[Structured figure records]
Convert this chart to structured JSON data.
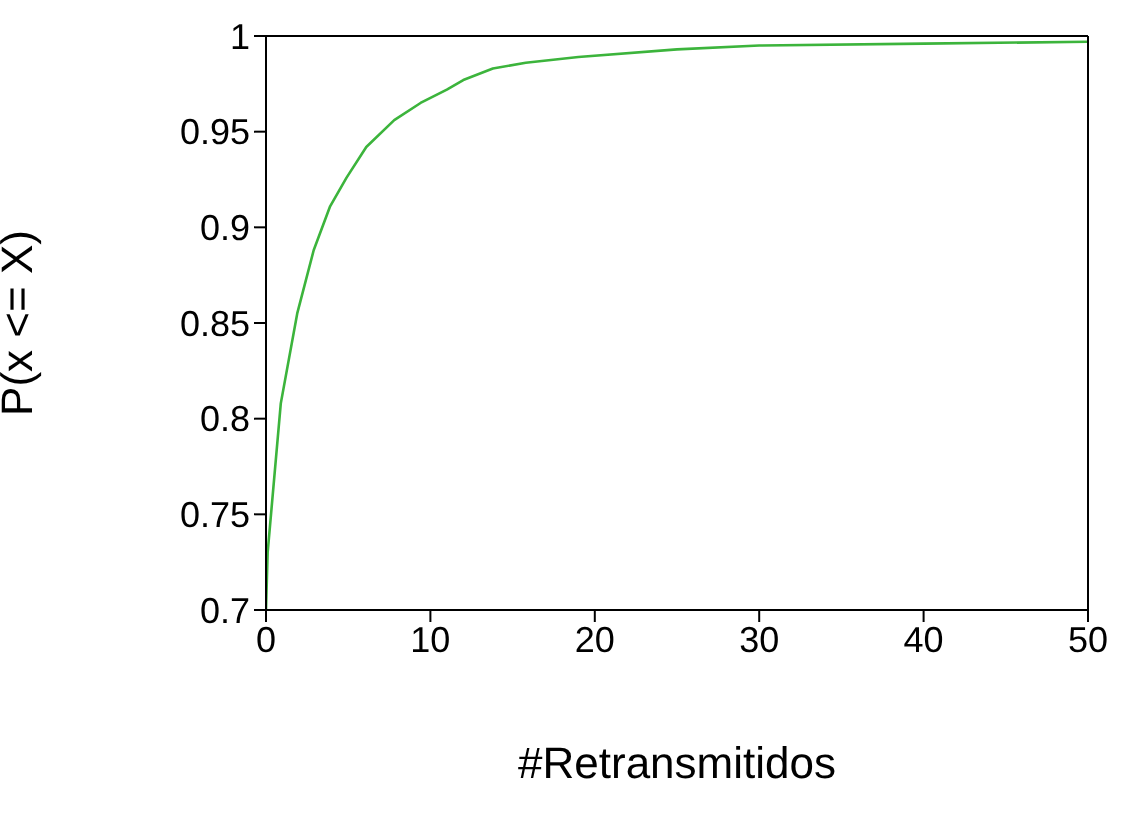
{
  "chart_data": {
    "type": "line",
    "xlabel": "#Retransmitidos",
    "ylabel": "P(x <= X)",
    "x": [
      0,
      0.1,
      0.9,
      1.9,
      2.9,
      3.9,
      4.9,
      6.1,
      7.8,
      9.4,
      11,
      12,
      13.8,
      15.8,
      19,
      25,
      30,
      40,
      50
    ],
    "series": [
      {
        "color": "#3cb43c",
        "values": [
          0.7,
          0.73,
          0.808,
          0.855,
          0.888,
          0.911,
          0.926,
          0.942,
          0.956,
          0.965,
          0.972,
          0.977,
          0.983,
          0.986,
          0.989,
          0.993,
          0.995,
          0.996,
          0.997
        ]
      }
    ],
    "xlim": [
      0,
      50
    ],
    "xticks": [
      0,
      10,
      20,
      30,
      40,
      50
    ],
    "ylim": [
      0.7,
      1
    ],
    "yticks": [
      0.7,
      0.75,
      0.8,
      0.85,
      0.9,
      0.95,
      1
    ],
    "grid": false,
    "legend": false,
    "marker": "none",
    "line_style": "solid"
  }
}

# [Problem to work on]
Omit the pictures. Output every record above word for word.

# [Worked answer]
Convert this chart to structured JSON data.
{
  "chart_data": {
    "type": "line",
    "xlabel": "#Retransmitidos",
    "ylabel": "P(x <= X)",
    "x": [
      0,
      0.1,
      0.9,
      1.9,
      2.9,
      3.9,
      4.9,
      6.1,
      7.8,
      9.4,
      11,
      12,
      13.8,
      15.8,
      19,
      25,
      30,
      40,
      50
    ],
    "series": [
      {
        "color": "#3cb43c",
        "values": [
          0.7,
          0.73,
          0.808,
          0.855,
          0.888,
          0.911,
          0.926,
          0.942,
          0.956,
          0.965,
          0.972,
          0.977,
          0.983,
          0.986,
          0.989,
          0.993,
          0.995,
          0.996,
          0.997
        ]
      }
    ],
    "xlim": [
      0,
      50
    ],
    "xticks": [
      0,
      10,
      20,
      30,
      40,
      50
    ],
    "ylim": [
      0.7,
      1
    ],
    "yticks": [
      0.7,
      0.75,
      0.8,
      0.85,
      0.9,
      0.95,
      1
    ],
    "grid": false,
    "legend": false,
    "marker": "none",
    "line_style": "solid"
  }
}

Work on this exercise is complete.